Written request
Quote verbatim the lines from the one holding "text-line: Rozstaw zostaje" through the one holding "text-line: mi. Zapisane", inclusive.

Supplied records

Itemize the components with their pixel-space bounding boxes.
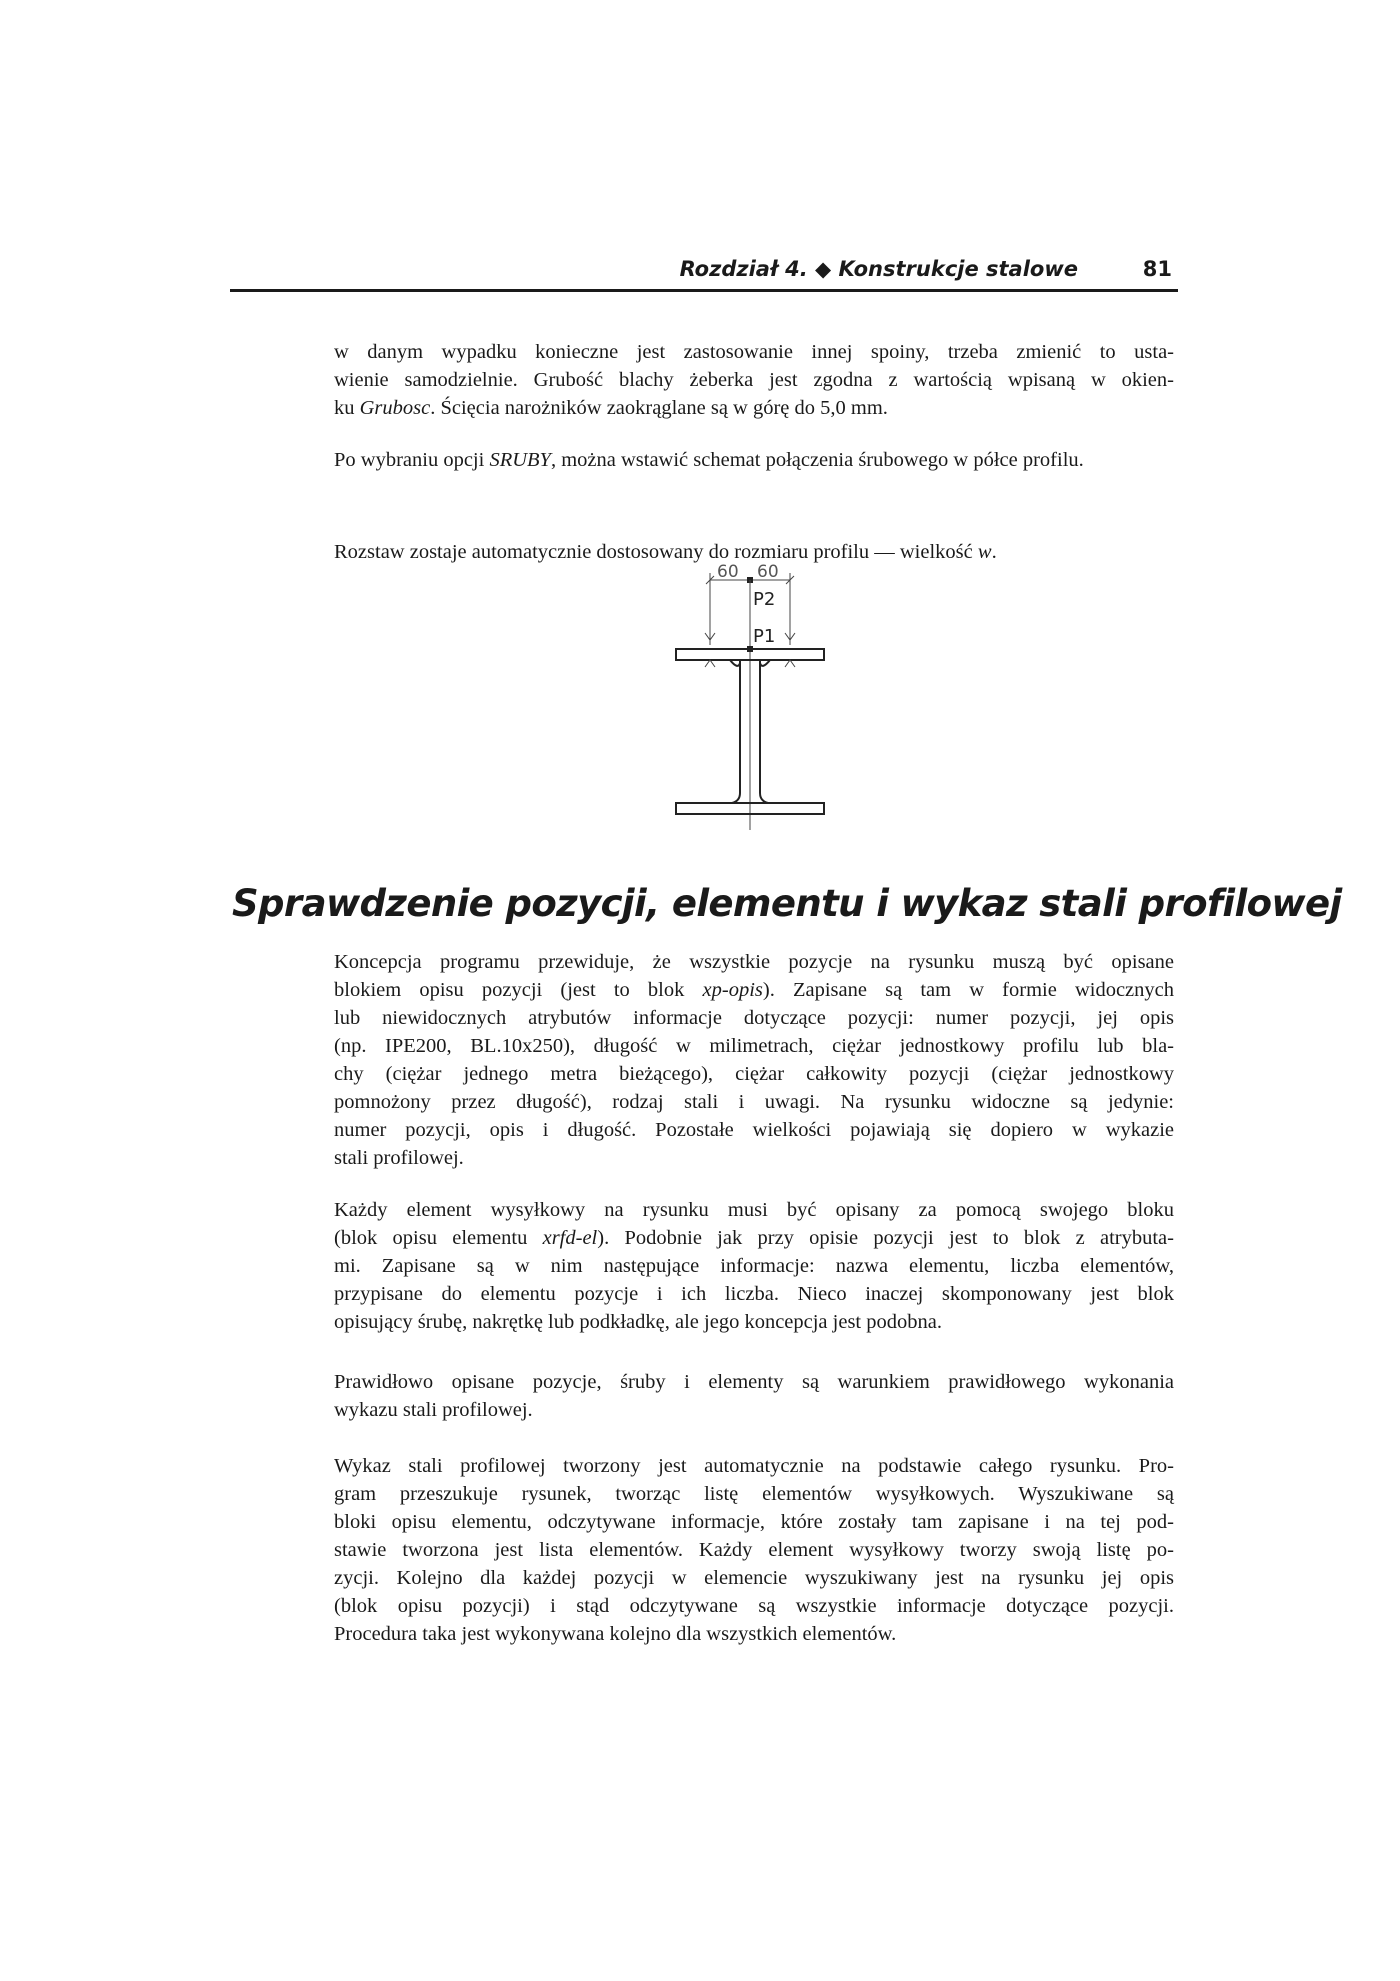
text-line: Rozstaw zostaje automatycznie dostosowany do rozmiaru profilu — wielkość w. — [334, 541, 997, 563]
text-line: (blok opisu pozycji) i stąd odczytywane są wszystkie informacje dotyczące pozycji. — [334, 1595, 1174, 1617]
text-line: wienie samodzielnie. Grubość blachy żeberka jest zgodna z wartością wpisaną w okien- — [334, 369, 1174, 391]
field-name: Grubosc — [359, 397, 431, 419]
paragraph-element-blocks — [334, 1196, 1174, 1336]
i-beam-drawing — [660, 555, 840, 835]
dimension-label-right: 60 — [757, 562, 779, 582]
text-line: Wykaz stali profilowej tworzony jest automatycznie na podstawie całego rysunku. Pro- — [334, 1455, 1174, 1477]
paragraph-bolts-option — [334, 446, 1174, 474]
text-line: opisujący śrubę, nakrętkę lub podkładkę, ale jego koncepcja jest podobna. — [334, 1311, 942, 1333]
text-line: Każdy element wysyłkowy na rysunku musi być opisany za pomocą swojego bloku — [334, 1199, 1174, 1221]
position-label-p1: P1 — [753, 626, 776, 647]
paragraph-position-blocks — [334, 948, 1174, 1172]
chapter-title: Rozdział 4. ◆ Konstrukcje stalowe — [679, 257, 1078, 281]
text-line: Procedura taka jest wykonywana kolejno dla wszystkich elementów. — [334, 1623, 897, 1645]
block-name: xp-opis — [702, 979, 763, 1001]
position-label-p2: P2 — [753, 589, 776, 610]
option-name: SRUBY — [489, 449, 551, 471]
text-line: gram przeszukuje rysunek, tworząc listę elementów wysyłkowych. Wyszukiwane są — [334, 1483, 1174, 1505]
paragraph-steel-list — [334, 1452, 1174, 1648]
text-line: pomnożony przez długość), rodzaj stali i uwagi. Na rysunku widoczne są jedynie: — [334, 1091, 1174, 1113]
paragraph-correct-description — [334, 1368, 1174, 1424]
text-line: mi. Zapisane są w nim następujące informacje: nazwa elementu, liczba elementów, — [334, 1255, 1174, 1277]
text-line: przypisane do elementu pozycje i ich liczba. Nieco inaczej skomponowany jest blok — [334, 1283, 1174, 1305]
text-line: Po wybraniu opcji SRUBY, można wstawić schemat połączenia śrubowego w półce profilu. — [334, 449, 1084, 471]
text-line: wykazu stali profilowej. — [334, 1399, 533, 1421]
text-line: (blok opisu elementu xrfd-el). Podobnie jak przy opisie pozycji jest to blok z atrybuta- — [334, 1227, 1174, 1249]
text-line: chy (ciężar jednego metra bieżącego), ciężar całkowity pozycji (ciężar jednostkowy — [334, 1063, 1174, 1085]
text-line: w danym wypadku konieczne jest zastosowanie innej spoiny, trzeba zmienić to usta- — [334, 341, 1174, 363]
section-title: Sprawdzenie pozycji, elementu i wykaz stali profilowej — [232, 882, 1342, 925]
bolt-connection-diagram — [660, 555, 840, 835]
text-line: bloki opisu elementu, odczytywane informacje, które zostały tam zapisane i na tej pod- — [334, 1511, 1174, 1533]
text-line: Prawidłowo opisane pozycje, śruby i elementy są warunkiem prawidłowego wykonania — [334, 1371, 1174, 1393]
text-line: lub niewidocznych atrybutów informacje dotyczące pozycji: numer pozycji, jej opis — [334, 1007, 1174, 1029]
variable-name: w — [977, 541, 992, 563]
running-head — [230, 255, 1178, 292]
bolt-arrow — [705, 660, 715, 667]
text-line: ku Grubosc. Ścięcia narożników zaokrąglane są w górę do 5,0 mm. — [334, 397, 888, 419]
text-line: (np. IPE200, BL.10x250), długość w milimetrach, ciężar jednostkowy profilu lub bla- — [334, 1035, 1174, 1057]
text-line: stali profilowej. — [334, 1147, 464, 1169]
block-name: xrfd-el — [542, 1227, 598, 1249]
text-line: numer pozycji, opis i długość. Pozostałe wielkości pojawiają się dopiero w wykazie — [334, 1119, 1174, 1141]
text-line: blokiem opisu pozycji (jest to blok xp-opis). Zapisane są tam w formie widocznych — [334, 979, 1174, 1001]
dimension-label-left: 60 — [717, 562, 739, 582]
web-left — [732, 660, 740, 803]
paragraph-weld-note — [334, 338, 1174, 422]
text-line: Koncepcja programu przewiduje, że wszystkie pozycje na rysunku muszą być opisane — [334, 951, 1174, 973]
text-line: stawie tworzona jest lista elementów. Każdy element wysyłkowy tworzy swoją listę po- — [334, 1539, 1174, 1561]
web-right — [760, 660, 768, 803]
page-number: 81 — [1142, 257, 1172, 281]
bolt-arrow — [785, 660, 795, 667]
text-line: zycji. Kolejno dla każdej pozycji w elemencie wyszukiwany jest na rysunku jej opis — [334, 1567, 1174, 1589]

Reply
text-line: Rozstaw zostaje automatycznie dostosowany do rozmiaru profilu — wielkość w. — [334, 541, 997, 563]
text-line: (blok opisu pozycji) i stąd odczytywane są wszystkie informacje dotyczące pozycji. — [334, 1595, 1174, 1617]
text-line: wienie samodzielnie. Grubość blachy żeberka jest zgodna z wartością wpisaną w okien- — [334, 369, 1174, 391]
field-name: Grubosc — [359, 397, 431, 419]
paragraph-element-blocks — [334, 1196, 1174, 1336]
i-beam-drawing — [660, 555, 840, 835]
dimension-label-right: 60 — [757, 562, 779, 582]
text-line: Wykaz stali profilowej tworzony jest automatycznie na podstawie całego rysunku. Pro- — [334, 1455, 1174, 1477]
paragraph-bolts-option — [334, 446, 1174, 474]
text-line: opisujący śrubę, nakrętkę lub podkładkę, ale jego koncepcja jest podobna. — [334, 1311, 942, 1333]
text-line: Każdy element wysyłkowy na rysunku musi być opisany za pomocą swojego bloku — [334, 1199, 1174, 1221]
position-label-p1: P1 — [753, 626, 776, 647]
paragraph-position-blocks — [334, 948, 1174, 1172]
chapter-title: Rozdział 4. ◆ Konstrukcje stalowe — [679, 257, 1078, 281]
text-line: Procedura taka jest wykonywana kolejno dla wszystkich elementów. — [334, 1623, 897, 1645]
block-name: xp-opis — [702, 979, 763, 1001]
position-label-p2: P2 — [753, 589, 776, 610]
option-name: SRUBY — [489, 449, 551, 471]
text-line: gram przeszukuje rysunek, tworząc listę elementów wysyłkowych. Wyszukiwane są — [334, 1483, 1174, 1505]
paragraph-steel-list — [334, 1452, 1174, 1648]
text-line: pomnożony przez długość), rodzaj stali i uwagi. Na rysunku widoczne są jedynie: — [334, 1091, 1174, 1113]
paragraph-correct-description — [334, 1368, 1174, 1424]
text-line: mi. Zapisane są w nim następujące informacje: nazwa elementu, liczba elementów, — [334, 1255, 1174, 1277]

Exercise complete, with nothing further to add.